(A run of records)
■ ■ ■ ■ ■ ■ ■

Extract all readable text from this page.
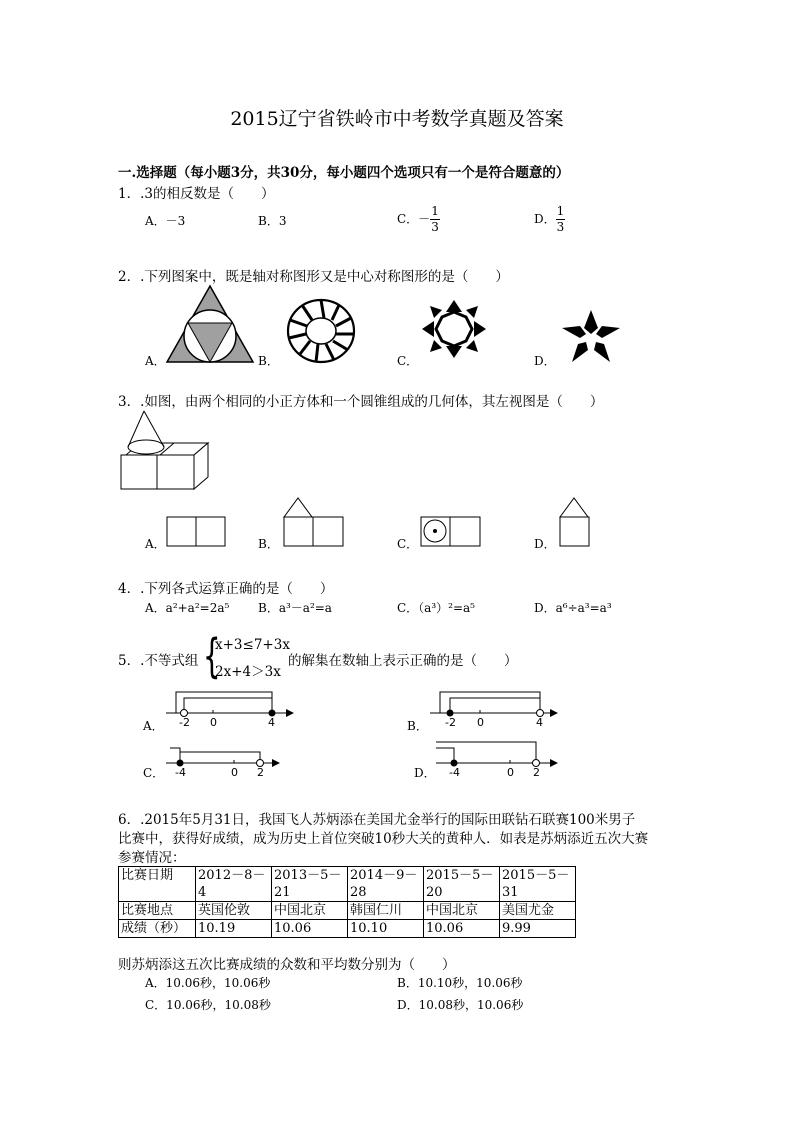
2015辽宁省铁岭市中考数学真题及答案
一.选择题（每小题3分，共30分，每小题四个选项只有一个是符合题意的）
1．.3的相反数是（　　）
A．－3	B．3	C．－ $\frac{1}{3}$	D． $\frac{1}{3}$
2．.下列图案中，既是轴对称图形又是中心对称图形的是（　　）
A．	B．	C．	D．
3．.如图，由两个相同的小正方体和一个圆锥组成的几何体，其左视图是（　　）
A．	B．	C．	D．
4．.下列各式运算正确的是（　　）
A．a²+a²=2a⁵ B．a³－a²=a	C．（a³）²=a⁵	D．a⁶÷a³=a³
5．.不等式组 {
x+3≤7+3x
2x+4＞3x
的解集在数轴上表示正确的是（　　）
A．	B．
C．	D．
-2 0	4	-2 0	4
-4	0 2	-4	0 2
6．.2015年5月31日，我国飞人苏炳添在美国尤金举行的国际田联钻石联赛100米男子
比赛中，获得好成绩，成为历史上首位突破10秒大关的黄种人．如表是苏炳添近五次大赛
参赛情况：
比赛日期	2012－8－4	2013－5－21	2014－9－28	2015－5－20	2015－5－31
比赛地点	英国伦敦	中国北京	韩国仁川	中国北京	美国尤金
成绩（秒）	10.19	10.06	10.10	10.06	9.99
则苏炳添这五次比赛成绩的众数和平均数分别为（　　）
A．10.06秒，10.06秒	B．10.10秒，10.06秒
C．10.06秒，10.08秒	D．10.08秒，10.06秒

■ ■ ■ ■ ■ ■ ■

# WORK TO COMPLETE
Quote the entries above word for word. Leave the images out.

# SOLVED EXERCISE
Extract all readable text from this page.
2015辽宁省铁岭市中考数学真题及答案
一.选择题（每小题3分，共30分，每小题四个选项只有一个是符合题意的）
1．.3的相反数是（　　）
A．－3	B．3	C．－ $\frac{1}{3}$	D． $\frac{1}{3}$
2．.下列图案中，既是轴对称图形又是中心对称图形的是（　　）
A．	B．	C．	D．
3．.如图，由两个相同的小正方体和一个圆锥组成的几何体，其左视图是（　　）
A．	B．	C．	D．
4．.下列各式运算正确的是（　　）
A．a²+a²=2a⁵ B．a³－a²=a	C．（a³）²=a⁵	D．a⁶÷a³=a³
5．.不等式组 {
x+3≤7+3x
2x+4＞3x
的解集在数轴上表示正确的是（　　）
A．	B．
C．	D．
-2 0	4	-2 0	4
-4	0 2	-4	0 2
6．.2015年5月31日，我国飞人苏炳添在美国尤金举行的国际田联钻石联赛100米男子
比赛中，获得好成绩，成为历史上首位突破10秒大关的黄种人．如表是苏炳添近五次大赛
参赛情况：
比赛日期	2012－8－4	2013－5－21	2014－9－28	2015－5－20	2015－5－31
比赛地点	英国伦敦	中国北京	韩国仁川	中国北京	美国尤金
成绩（秒）	10.19	10.06	10.10	10.06	9.99
则苏炳添这五次比赛成绩的众数和平均数分别为（　　）
A．10.06秒，10.06秒	B．10.10秒，10.06秒
C．10.06秒，10.08秒	D．10.08秒，10.06秒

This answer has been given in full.